**What is required**
Give back the records below exactly, every one, with no pictures.

**Data shown**
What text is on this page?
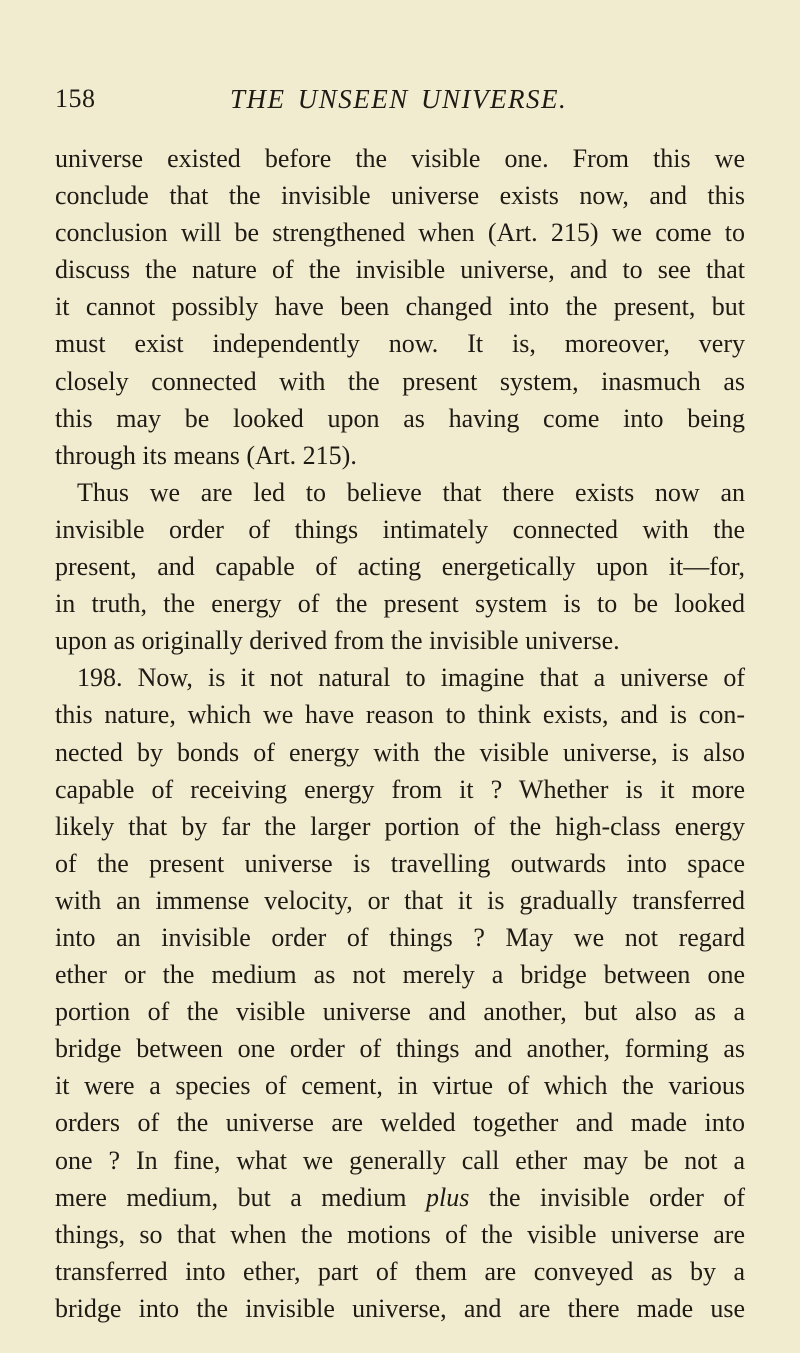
158	THE UNSEEN UNIVERSE.
universe existed before the visible one. From this we
conclude that the invisible universe exists now, and this
conclusion will be strengthened when (Art. 215) we come to
discuss the nature of the invisible universe, and to see that
it cannot possibly have been changed into the present, but
must exist independently now. It is, moreover, very
closely connected with the present system, inasmuch as
this may be looked upon as having come into being
through its means (Art. 215).
Thus we are led to believe that there exists now an
invisible order of things intimately connected with the
present, and capable of acting energetically upon it—for,
in truth, the energy of the present system is to be looked
upon as originally derived from the invisible universe.
198. Now, is it not natural to imagine that a universe of
this nature, which we have reason to think exists, and is con-
nected by bonds of energy with the visible universe, is also
capable of receiving energy from it ? Whether is it more
likely that by far the larger portion of the high-class energy
of the present universe is travelling outwards into space
with an immense velocity, or that it is gradually transferred
into an invisible order of things ? May we not regard
ether or the medium as not merely a bridge between one
portion of the visible universe and another, but also as a
bridge between one order of things and another, forming as
it were a species of cement, in virtue of which the various
orders of the universe are welded together and made into
one ? In fine, what we generally call ether may be not a
mere medium, but a medium plus the invisible order of
things, so that when the motions of the visible universe are
transferred into ether, part of them are conveyed as by a
bridge into the invisible universe, and are there made use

**Expected answer**
What text is on this page?
158	THE UNSEEN UNIVERSE.
universe existed before the visible one. From this we
conclude that the invisible universe exists now, and this
conclusion will be strengthened when (Art. 215) we come to
discuss the nature of the invisible universe, and to see that
it cannot possibly have been changed into the present, but
must exist independently now. It is, moreover, very
closely connected with the present system, inasmuch as
this may be looked upon as having come into being
through its means (Art. 215).
Thus we are led to believe that there exists now an
invisible order of things intimately connected with the
present, and capable of acting energetically upon it—for,
in truth, the energy of the present system is to be looked
upon as originally derived from the invisible universe.
198. Now, is it not natural to imagine that a universe of
this nature, which we have reason to think exists, and is con-
nected by bonds of energy with the visible universe, is also
capable of receiving energy from it ? Whether is it more
likely that by far the larger portion of the high-class energy
of the present universe is travelling outwards into space
with an immense velocity, or that it is gradually transferred
into an invisible order of things ? May we not regard
ether or the medium as not merely a bridge between one
portion of the visible universe and another, but also as a
bridge between one order of things and another, forming as
it were a species of cement, in virtue of which the various
orders of the universe are welded together and made into
one ? In fine, what we generally call ether may be not a
mere medium, but a medium plus the invisible order of
things, so that when the motions of the visible universe are
transferred into ether, part of them are conveyed as by a
bridge into the invisible universe, and are there made use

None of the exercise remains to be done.